• _Directions_:
Retype each line exactly. Skip images.

• _Record set_:
________

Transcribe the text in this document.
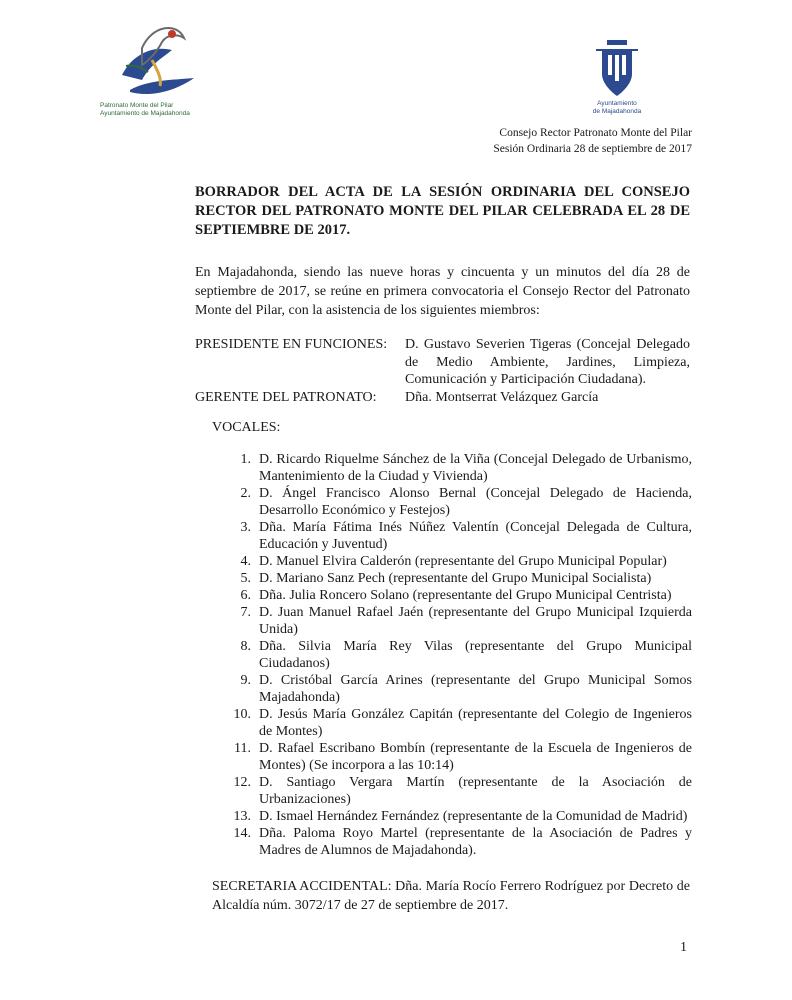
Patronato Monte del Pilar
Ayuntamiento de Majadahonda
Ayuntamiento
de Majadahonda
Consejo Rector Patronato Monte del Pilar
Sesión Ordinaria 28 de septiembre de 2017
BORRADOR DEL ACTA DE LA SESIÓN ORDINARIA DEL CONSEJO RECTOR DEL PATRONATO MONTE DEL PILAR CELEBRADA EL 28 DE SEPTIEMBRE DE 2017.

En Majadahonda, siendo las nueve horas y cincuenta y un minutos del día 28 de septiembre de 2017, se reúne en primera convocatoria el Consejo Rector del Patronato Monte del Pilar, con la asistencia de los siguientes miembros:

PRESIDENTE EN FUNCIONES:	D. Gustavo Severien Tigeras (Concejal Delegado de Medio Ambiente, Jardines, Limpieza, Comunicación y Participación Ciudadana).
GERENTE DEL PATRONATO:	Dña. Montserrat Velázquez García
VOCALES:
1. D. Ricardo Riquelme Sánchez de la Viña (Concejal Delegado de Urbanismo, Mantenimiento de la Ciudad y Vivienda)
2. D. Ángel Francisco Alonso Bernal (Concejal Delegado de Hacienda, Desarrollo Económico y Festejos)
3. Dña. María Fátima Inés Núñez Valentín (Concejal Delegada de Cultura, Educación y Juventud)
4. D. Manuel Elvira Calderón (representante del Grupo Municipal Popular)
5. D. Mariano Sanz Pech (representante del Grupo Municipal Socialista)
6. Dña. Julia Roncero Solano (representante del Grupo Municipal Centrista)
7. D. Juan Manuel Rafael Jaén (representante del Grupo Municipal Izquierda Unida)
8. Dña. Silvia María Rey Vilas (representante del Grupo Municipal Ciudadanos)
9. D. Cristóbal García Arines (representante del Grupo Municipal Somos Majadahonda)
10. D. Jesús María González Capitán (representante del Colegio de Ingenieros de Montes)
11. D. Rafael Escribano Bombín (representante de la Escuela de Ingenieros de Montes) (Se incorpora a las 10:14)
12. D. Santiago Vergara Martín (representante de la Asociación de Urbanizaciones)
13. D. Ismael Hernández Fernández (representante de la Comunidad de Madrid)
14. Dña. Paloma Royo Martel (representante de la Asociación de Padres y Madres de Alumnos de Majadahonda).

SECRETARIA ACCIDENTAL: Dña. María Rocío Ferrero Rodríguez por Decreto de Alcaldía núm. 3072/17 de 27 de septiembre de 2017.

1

________

• _The solution_:
Transcribe the text in this document.
Patronato Monte del Pilar
Ayuntamiento de Majadahonda
Ayuntamiento
de Majadahonda
Consejo Rector Patronato Monte del Pilar
Sesión Ordinaria 28 de septiembre de 2017
BORRADOR DEL ACTA DE LA SESIÓN ORDINARIA DEL CONSEJO RECTOR DEL PATRONATO MONTE DEL PILAR CELEBRADA EL 28 DE SEPTIEMBRE DE 2017.

En Majadahonda, siendo las nueve horas y cincuenta y un minutos del día 28 de septiembre de 2017, se reúne en primera convocatoria el Consejo Rector del Patronato Monte del Pilar, con la asistencia de los siguientes miembros:

PRESIDENTE EN FUNCIONES:	D. Gustavo Severien Tigeras (Concejal Delegado de Medio Ambiente, Jardines, Limpieza, Comunicación y Participación Ciudadana).
GERENTE DEL PATRONATO:	Dña. Montserrat Velázquez García
VOCALES:
1. D. Ricardo Riquelme Sánchez de la Viña (Concejal Delegado de Urbanismo, Mantenimiento de la Ciudad y Vivienda)
2. D. Ángel Francisco Alonso Bernal (Concejal Delegado de Hacienda, Desarrollo Económico y Festejos)
3. Dña. María Fátima Inés Núñez Valentín (Concejal Delegada de Cultura, Educación y Juventud)
4. D. Manuel Elvira Calderón (representante del Grupo Municipal Popular)
5. D. Mariano Sanz Pech (representante del Grupo Municipal Socialista)
6. Dña. Julia Roncero Solano (representante del Grupo Municipal Centrista)
7. D. Juan Manuel Rafael Jaén (representante del Grupo Municipal Izquierda Unida)
8. Dña. Silvia María Rey Vilas (representante del Grupo Municipal Ciudadanos)
9. D. Cristóbal García Arines (representante del Grupo Municipal Somos Majadahonda)
10. D. Jesús María González Capitán (representante del Colegio de Ingenieros de Montes)
11. D. Rafael Escribano Bombín (representante de la Escuela de Ingenieros de Montes) (Se incorpora a las 10:14)
12. D. Santiago Vergara Martín (representante de la Asociación de Urbanizaciones)
13. D. Ismael Hernández Fernández (representante de la Comunidad de Madrid)
14. Dña. Paloma Royo Martel (representante de la Asociación de Padres y Madres de Alumnos de Majadahonda).

SECRETARIA ACCIDENTAL: Dña. María Rocío Ferrero Rodríguez por Decreto de Alcaldía núm. 3072/17 de 27 de septiembre de 2017.

1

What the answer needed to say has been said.